====== PROVIDED DATA ======

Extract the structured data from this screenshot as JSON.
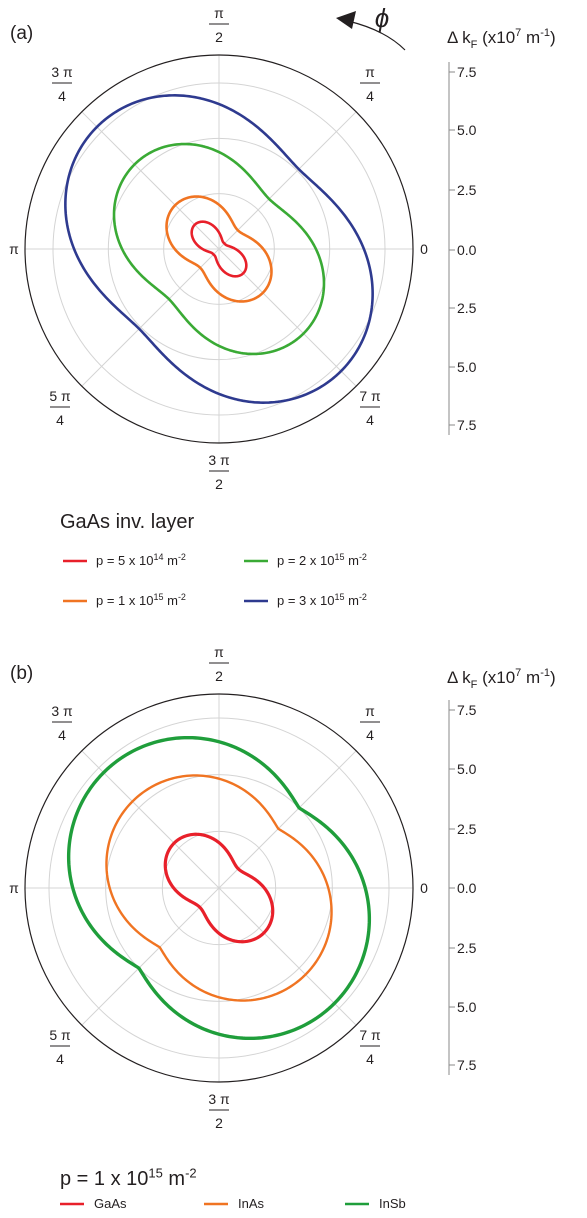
{
  "chart_data": [
    {
      "panel_label": "(a)",
      "type": "polar-line",
      "radial_axis_label": "Δk_F (x10^7 m^-1)",
      "radial_axis_label_parts": {
        "base": "Δ k",
        "sub": "F",
        "pre": " (x10",
        "sup": "7",
        "mid": " m",
        "sup2": "-1",
        "post": ")"
      },
      "radial_tick_labels": [
        "7.5",
        "5.0",
        "2.5",
        "0.0",
        "2.5",
        "5.0",
        "7.5"
      ],
      "radial_range": [
        0,
        7.5
      ],
      "grid": true,
      "angle_symbol": "ϕ",
      "angle_labels": [
        {
          "num": "π",
          "den": "2"
        },
        {
          "num": "π",
          "den": "4"
        },
        {
          "num": "0",
          "den": ""
        },
        {
          "num": "7 π",
          "den": "4"
        },
        {
          "num": "3 π",
          "den": "2"
        },
        {
          "num": "5 π",
          "den": "4"
        },
        {
          "num": "π",
          "den": ""
        },
        {
          "num": "3 π",
          "den": "4"
        }
      ],
      "legend_title": "GaAs inv. layer",
      "legend_placement": "below",
      "series": [
        {
          "name": "p = 5 x 10^14 m^-2",
          "legend": {
            "pre": "p = 5 x 10",
            "sup": "14",
            "mid": " m",
            "sup2": "-2"
          },
          "color": "#e8202a",
          "width": 2.6,
          "r_min": 0.35,
          "r_max": 1.55,
          "sharp": 1.6
        },
        {
          "name": "p = 1 x 10^15 m^-2",
          "legend": {
            "pre": "p = 1 x 10",
            "sup": "15",
            "mid": " m",
            "sup2": "-2"
          },
          "color": "#f07422",
          "width": 2.6,
          "r_min": 1.2,
          "r_max": 2.8,
          "sharp": 1.0
        },
        {
          "name": "p = 2 x 10^15 m^-2",
          "legend": {
            "pre": "p = 2 x 10",
            "sup": "15",
            "mid": " m",
            "sup2": "-2"
          },
          "color": "#3aaa35",
          "width": 2.6,
          "r_min": 3.2,
          "r_max": 5.4,
          "sharp": 0.9
        },
        {
          "name": "p = 3 x 10^15 m^-2",
          "legend": {
            "pre": "p = 3 x 10",
            "sup": "15",
            "mid": " m",
            "sup2": "-2"
          },
          "color": "#2e3a8f",
          "width": 2.6,
          "r_min": 5.1,
          "r_max": 7.8,
          "sharp": 0.9
        }
      ]
    },
    {
      "panel_label": "(b)",
      "type": "polar-line",
      "radial_axis_label": "Δk_F (x10^7 m^-1)",
      "radial_axis_label_parts": {
        "base": "Δ k",
        "sub": "F",
        "pre": " (x10",
        "sup": "7",
        "mid": " m",
        "sup2": "-1",
        "post": ")"
      },
      "radial_tick_labels": [
        "7.5",
        "5.0",
        "2.5",
        "0.0",
        "2.5",
        "5.0",
        "7.5"
      ],
      "radial_range": [
        0,
        7.5
      ],
      "grid": true,
      "angle_labels": [
        {
          "num": "π",
          "den": "2"
        },
        {
          "num": "π",
          "den": "4"
        },
        {
          "num": "0",
          "den": ""
        },
        {
          "num": "7 π",
          "den": "4"
        },
        {
          "num": "3 π",
          "den": "2"
        },
        {
          "num": "5 π",
          "den": "4"
        },
        {
          "num": "π",
          "den": ""
        },
        {
          "num": "3 π",
          "den": "4"
        }
      ],
      "legend_title": "p = 1 x 10^15 m^-2",
      "legend_title_parts": {
        "pre": "p = 1 x 10",
        "sup": "15",
        "mid": " m",
        "sup2": "-2"
      },
      "legend_placement": "below",
      "series": [
        {
          "name": "GaAs",
          "color": "#e8202a",
          "width": 3.2,
          "r_min": 1.2,
          "r_max": 2.8,
          "sharp": 1.0
        },
        {
          "name": "InAs",
          "color": "#f07422",
          "width": 2.4,
          "r_min": 3.7,
          "r_max": 5.4,
          "sharp": 0.6
        },
        {
          "name": "InSb",
          "color": "#1f9e3b",
          "width": 3.4,
          "r_min": 5.0,
          "r_max": 7.2,
          "sharp": 0.6
        }
      ]
    }
  ]
}
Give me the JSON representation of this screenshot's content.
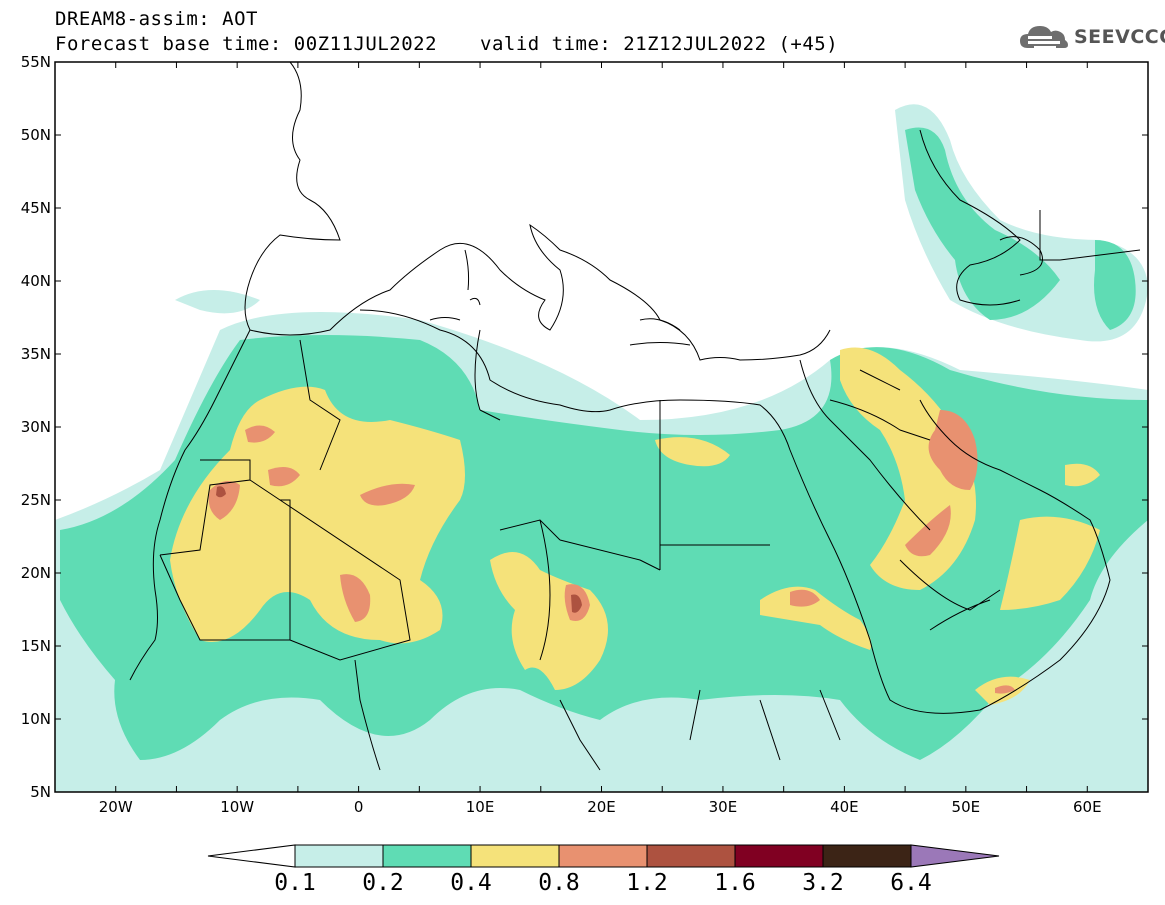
{
  "header": {
    "line1": "DREAM8-assim: AOT",
    "line2": "Forecast base time: 00Z11JUL2022",
    "valid": "valid time: 21Z12JUL2022 (+45)"
  },
  "logo": {
    "text": "SEEVCCC",
    "icon": "cloud-icon"
  },
  "axes": {
    "lat_labels": [
      "55N",
      "50N",
      "45N",
      "40N",
      "35N",
      "30N",
      "25N",
      "20N",
      "15N",
      "10N",
      "5N"
    ],
    "lon_labels": [
      "20W",
      "10W",
      "0",
      "10E",
      "20E",
      "30E",
      "40E",
      "50E",
      "60E"
    ],
    "lat_range": [
      5,
      55
    ],
    "lon_range": [
      -25,
      65
    ]
  },
  "colorbar": {
    "thresholds": [
      "0.1",
      "0.2",
      "0.4",
      "0.8",
      "1.2",
      "1.6",
      "3.2",
      "6.4"
    ],
    "colors": [
      "#ffffff",
      "#c6eee8",
      "#5fdcb4",
      "#f5e27a",
      "#e89170",
      "#ad5240",
      "#800022",
      "#3c2416",
      "#9b78b8"
    ]
  },
  "chart_data": {
    "type": "heatmap",
    "title": "DREAM8-assim: AOT",
    "variable": "AOT",
    "xlim": [
      -25,
      65
    ],
    "ylim": [
      5,
      55
    ],
    "levels": [
      0.1,
      0.2,
      0.4,
      0.8,
      1.2,
      1.6,
      3.2,
      6.4
    ]
  }
}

======

Without the pictures, extract every entry verbatim.

Extract the structured data from this screenshot as JSON.
{
  "chart_data": [
    {
      "panel_label": "(a)",
      "type": "polar-line",
      "radial_axis_label": "Δk_F (x10^7 m^-1)",
      "radial_axis_label_parts": {
        "base": "Δ k",
        "sub": "F",
        "pre": " (x10",
        "sup": "7",
        "mid": " m",
        "sup2": "-1",
        "post": ")"
      },
      "radial_tick_labels": [
        "7.5",
        "5.0",
        "2.5",
        "0.0",
        "2.5",
        "5.0",
        "7.5"
      ],
      "radial_range": [
        0,
        7.5
      ],
      "grid": true,
      "angle_symbol": "ϕ",
      "angle_labels": [
        {
          "num": "π",
          "den": "2"
        },
        {
          "num": "π",
          "den": "4"
        },
        {
          "num": "0",
          "den": ""
        },
        {
          "num": "7 π",
          "den": "4"
        },
        {
          "num": "3 π",
          "den": "2"
        },
        {
          "num": "5 π",
          "den": "4"
        },
        {
          "num": "π",
          "den": ""
        },
        {
          "num": "3 π",
          "den": "4"
        }
      ],
      "legend_title": "GaAs inv. layer",
      "legend_placement": "below",
      "series": [
        {
          "name": "p = 5 x 10^14 m^-2",
          "legend": {
            "pre": "p = 5 x 10",
            "sup": "14",
            "mid": " m",
            "sup2": "-2"
          },
          "color": "#e8202a",
          "width": 2.6,
          "r_min": 0.35,
          "r_max": 1.55,
          "sharp": 1.6
        },
        {
          "name": "p = 1 x 10^15 m^-2",
          "legend": {
            "pre": "p = 1 x 10",
            "sup": "15",
            "mid": " m",
            "sup2": "-2"
          },
          "color": "#f07422",
          "width": 2.6,
          "r_min": 1.2,
          "r_max": 2.8,
          "sharp": 1.0
        },
        {
          "name": "p = 2 x 10^15 m^-2",
          "legend": {
            "pre": "p = 2 x 10",
            "sup": "15",
            "mid": " m",
            "sup2": "-2"
          },
          "color": "#3aaa35",
          "width": 2.6,
          "r_min": 3.2,
          "r_max": 5.4,
          "sharp": 0.9
        },
        {
          "name": "p = 3 x 10^15 m^-2",
          "legend": {
            "pre": "p = 3 x 10",
            "sup": "15",
            "mid": " m",
            "sup2": "-2"
          },
          "color": "#2e3a8f",
          "width": 2.6,
          "r_min": 5.1,
          "r_max": 7.8,
          "sharp": 0.9
        }
      ]
    },
    {
      "panel_label": "(b)",
      "type": "polar-line",
      "radial_axis_label": "Δk_F (x10^7 m^-1)",
      "radial_axis_label_parts": {
        "base": "Δ k",
        "sub": "F",
        "pre": " (x10",
        "sup": "7",
        "mid": " m",
        "sup2": "-1",
        "post": ")"
      },
      "radial_tick_labels": [
        "7.5",
        "5.0",
        "2.5",
        "0.0",
        "2.5",
        "5.0",
        "7.5"
      ],
      "radial_range": [
        0,
        7.5
      ],
      "grid": true,
      "angle_labels": [
        {
          "num": "π",
          "den": "2"
        },
        {
          "num": "π",
          "den": "4"
        },
        {
          "num": "0",
          "den": ""
        },
        {
          "num": "7 π",
          "den": "4"
        },
        {
          "num": "3 π",
          "den": "2"
        },
        {
          "num": "5 π",
          "den": "4"
        },
        {
          "num": "π",
          "den": ""
        },
        {
          "num": "3 π",
          "den": "4"
        }
      ],
      "legend_title": "p = 1 x 10^15 m^-2",
      "legend_title_parts": {
        "pre": "p = 1 x 10",
        "sup": "15",
        "mid": " m",
        "sup2": "-2"
      },
      "legend_placement": "below",
      "series": [
        {
          "name": "GaAs",
          "color": "#e8202a",
          "width": 3.2,
          "r_min": 1.2,
          "r_max": 2.8,
          "sharp": 1.0
        },
        {
          "name": "InAs",
          "color": "#f07422",
          "width": 2.4,
          "r_min": 3.7,
          "r_max": 5.4,
          "sharp": 0.6
        },
        {
          "name": "InSb",
          "color": "#1f9e3b",
          "width": 3.4,
          "r_min": 5.0,
          "r_max": 7.2,
          "sharp": 0.6
        }
      ]
    }
  ]
}
Give me the JSON representation of this screenshot's content.
{
  "header": {
    "line1": "DREAM8-assim: AOT",
    "line2": "Forecast base time: 00Z11JUL2022",
    "valid": "valid time: 21Z12JUL2022 (+45)"
  },
  "logo": {
    "text": "SEEVCCC",
    "icon": "cloud-icon"
  },
  "axes": {
    "lat_labels": [
      "55N",
      "50N",
      "45N",
      "40N",
      "35N",
      "30N",
      "25N",
      "20N",
      "15N",
      "10N",
      "5N"
    ],
    "lon_labels": [
      "20W",
      "10W",
      "0",
      "10E",
      "20E",
      "30E",
      "40E",
      "50E",
      "60E"
    ],
    "lat_range": [
      5,
      55
    ],
    "lon_range": [
      -25,
      65
    ]
  },
  "colorbar": {
    "thresholds": [
      "0.1",
      "0.2",
      "0.4",
      "0.8",
      "1.2",
      "1.6",
      "3.2",
      "6.4"
    ],
    "colors": [
      "#ffffff",
      "#c6eee8",
      "#5fdcb4",
      "#f5e27a",
      "#e89170",
      "#ad5240",
      "#800022",
      "#3c2416",
      "#9b78b8"
    ]
  },
  "chart_data": {
    "type": "heatmap",
    "title": "DREAM8-assim: AOT",
    "variable": "AOT",
    "xlim": [
      -25,
      65
    ],
    "ylim": [
      5,
      55
    ],
    "levels": [
      0.1,
      0.2,
      0.4,
      0.8,
      1.2,
      1.6,
      3.2,
      6.4
    ]
  }
}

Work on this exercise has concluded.